● **Task brief**
Using the listing below, select the lines with the word "marker" and copy them.

● **Supplied records**
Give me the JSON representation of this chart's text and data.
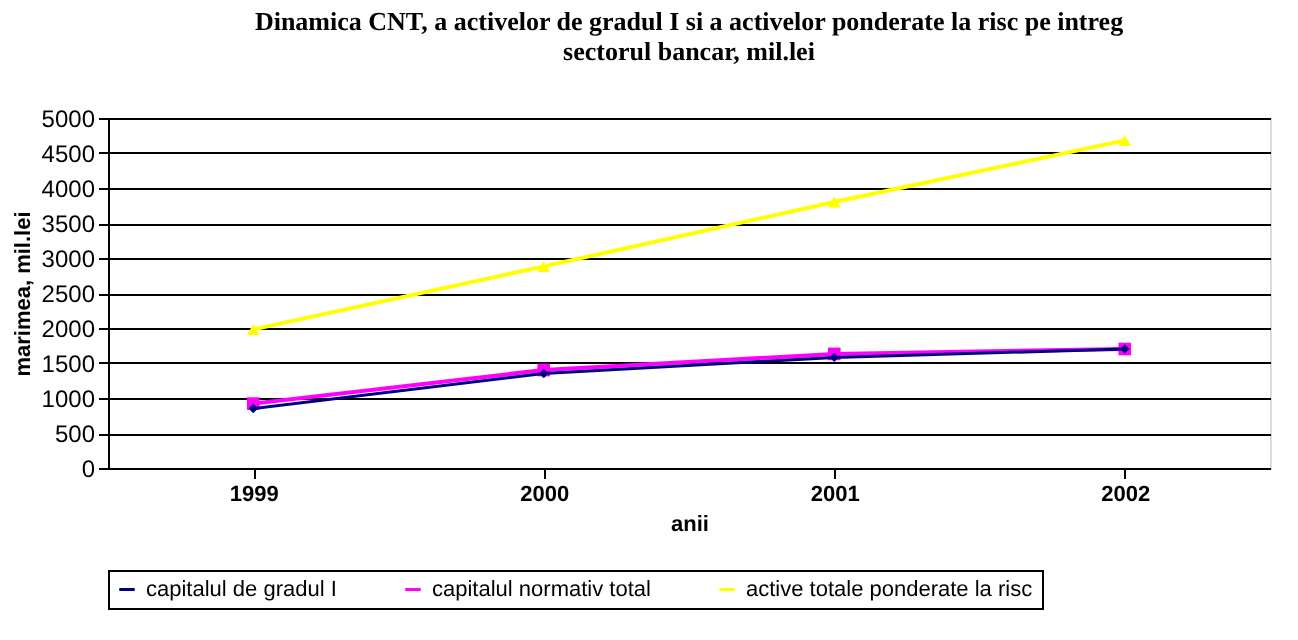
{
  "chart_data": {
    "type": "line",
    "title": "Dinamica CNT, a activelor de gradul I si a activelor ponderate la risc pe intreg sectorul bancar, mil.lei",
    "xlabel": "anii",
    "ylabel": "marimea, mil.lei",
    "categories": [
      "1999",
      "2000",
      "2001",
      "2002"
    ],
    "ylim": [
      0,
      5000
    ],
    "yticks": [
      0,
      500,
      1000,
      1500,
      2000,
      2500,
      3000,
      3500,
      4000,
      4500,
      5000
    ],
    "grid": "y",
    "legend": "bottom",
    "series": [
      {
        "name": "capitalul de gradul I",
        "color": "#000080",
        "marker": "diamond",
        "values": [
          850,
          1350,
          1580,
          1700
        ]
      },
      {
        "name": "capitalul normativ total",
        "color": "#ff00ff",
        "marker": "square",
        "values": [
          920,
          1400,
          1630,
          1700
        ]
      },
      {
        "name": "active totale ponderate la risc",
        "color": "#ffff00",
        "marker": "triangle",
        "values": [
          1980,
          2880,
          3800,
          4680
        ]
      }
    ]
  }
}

...

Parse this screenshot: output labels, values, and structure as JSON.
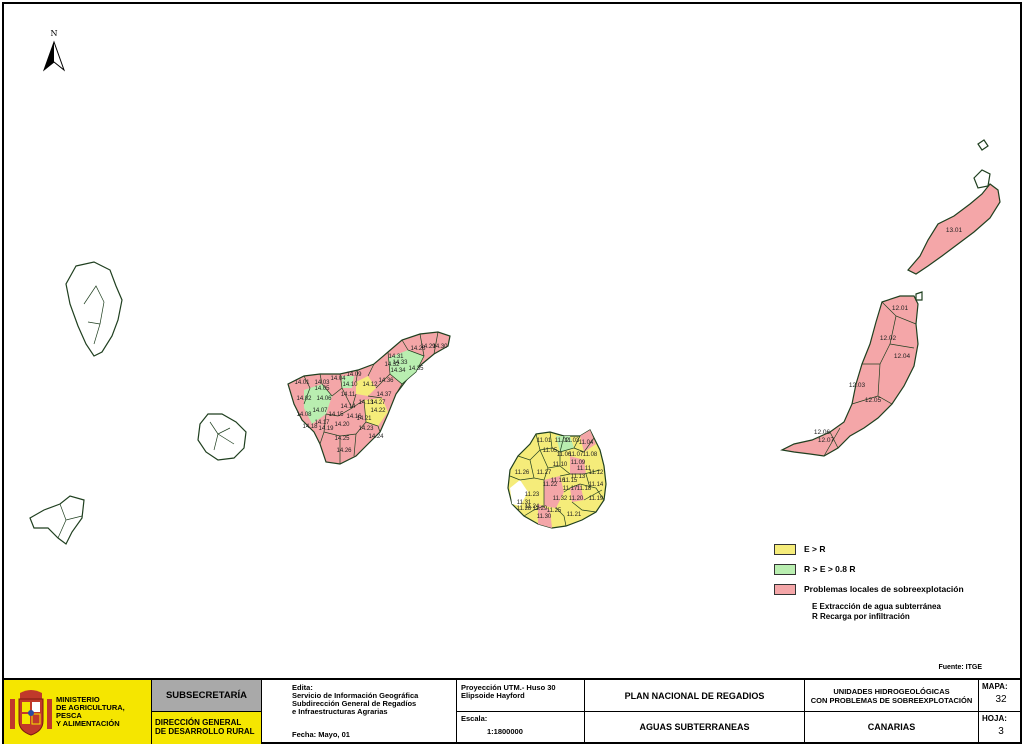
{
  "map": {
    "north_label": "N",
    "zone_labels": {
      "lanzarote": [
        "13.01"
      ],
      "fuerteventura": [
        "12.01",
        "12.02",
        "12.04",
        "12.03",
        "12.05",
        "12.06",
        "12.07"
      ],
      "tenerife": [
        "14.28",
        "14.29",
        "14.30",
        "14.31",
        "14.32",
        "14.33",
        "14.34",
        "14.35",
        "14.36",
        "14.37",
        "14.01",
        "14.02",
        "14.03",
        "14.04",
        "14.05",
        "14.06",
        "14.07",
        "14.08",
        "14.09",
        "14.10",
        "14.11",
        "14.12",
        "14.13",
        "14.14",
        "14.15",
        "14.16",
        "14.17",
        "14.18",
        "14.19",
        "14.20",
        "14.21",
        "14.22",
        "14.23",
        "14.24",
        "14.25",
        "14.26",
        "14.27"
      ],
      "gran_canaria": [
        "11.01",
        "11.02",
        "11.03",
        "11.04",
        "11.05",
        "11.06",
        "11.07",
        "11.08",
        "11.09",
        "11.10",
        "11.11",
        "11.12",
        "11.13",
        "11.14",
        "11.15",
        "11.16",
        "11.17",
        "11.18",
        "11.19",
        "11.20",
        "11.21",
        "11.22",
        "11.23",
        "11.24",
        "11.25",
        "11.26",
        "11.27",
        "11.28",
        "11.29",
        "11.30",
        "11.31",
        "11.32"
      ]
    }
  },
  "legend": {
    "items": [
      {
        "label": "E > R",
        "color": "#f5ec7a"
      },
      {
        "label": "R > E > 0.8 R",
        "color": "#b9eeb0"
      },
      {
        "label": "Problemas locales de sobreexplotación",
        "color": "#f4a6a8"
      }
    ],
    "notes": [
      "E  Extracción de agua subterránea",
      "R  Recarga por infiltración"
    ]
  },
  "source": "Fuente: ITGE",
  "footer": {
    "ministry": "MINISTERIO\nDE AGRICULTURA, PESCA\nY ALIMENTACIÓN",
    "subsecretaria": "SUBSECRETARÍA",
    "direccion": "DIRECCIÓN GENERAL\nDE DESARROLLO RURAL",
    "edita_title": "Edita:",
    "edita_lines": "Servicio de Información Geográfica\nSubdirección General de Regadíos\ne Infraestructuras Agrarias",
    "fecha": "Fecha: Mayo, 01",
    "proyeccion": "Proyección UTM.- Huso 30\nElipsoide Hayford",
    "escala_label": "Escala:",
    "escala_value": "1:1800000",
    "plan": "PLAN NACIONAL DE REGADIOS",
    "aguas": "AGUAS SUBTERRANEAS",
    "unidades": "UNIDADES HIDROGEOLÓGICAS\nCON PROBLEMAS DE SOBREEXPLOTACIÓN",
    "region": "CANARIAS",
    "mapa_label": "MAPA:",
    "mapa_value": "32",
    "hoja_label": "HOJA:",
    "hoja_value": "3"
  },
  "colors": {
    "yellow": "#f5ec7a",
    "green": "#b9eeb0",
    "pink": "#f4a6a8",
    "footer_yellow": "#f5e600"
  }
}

● **Solution for this problem**
        "marker": "diamond",
        "marker": "square",
        "marker": "triangle",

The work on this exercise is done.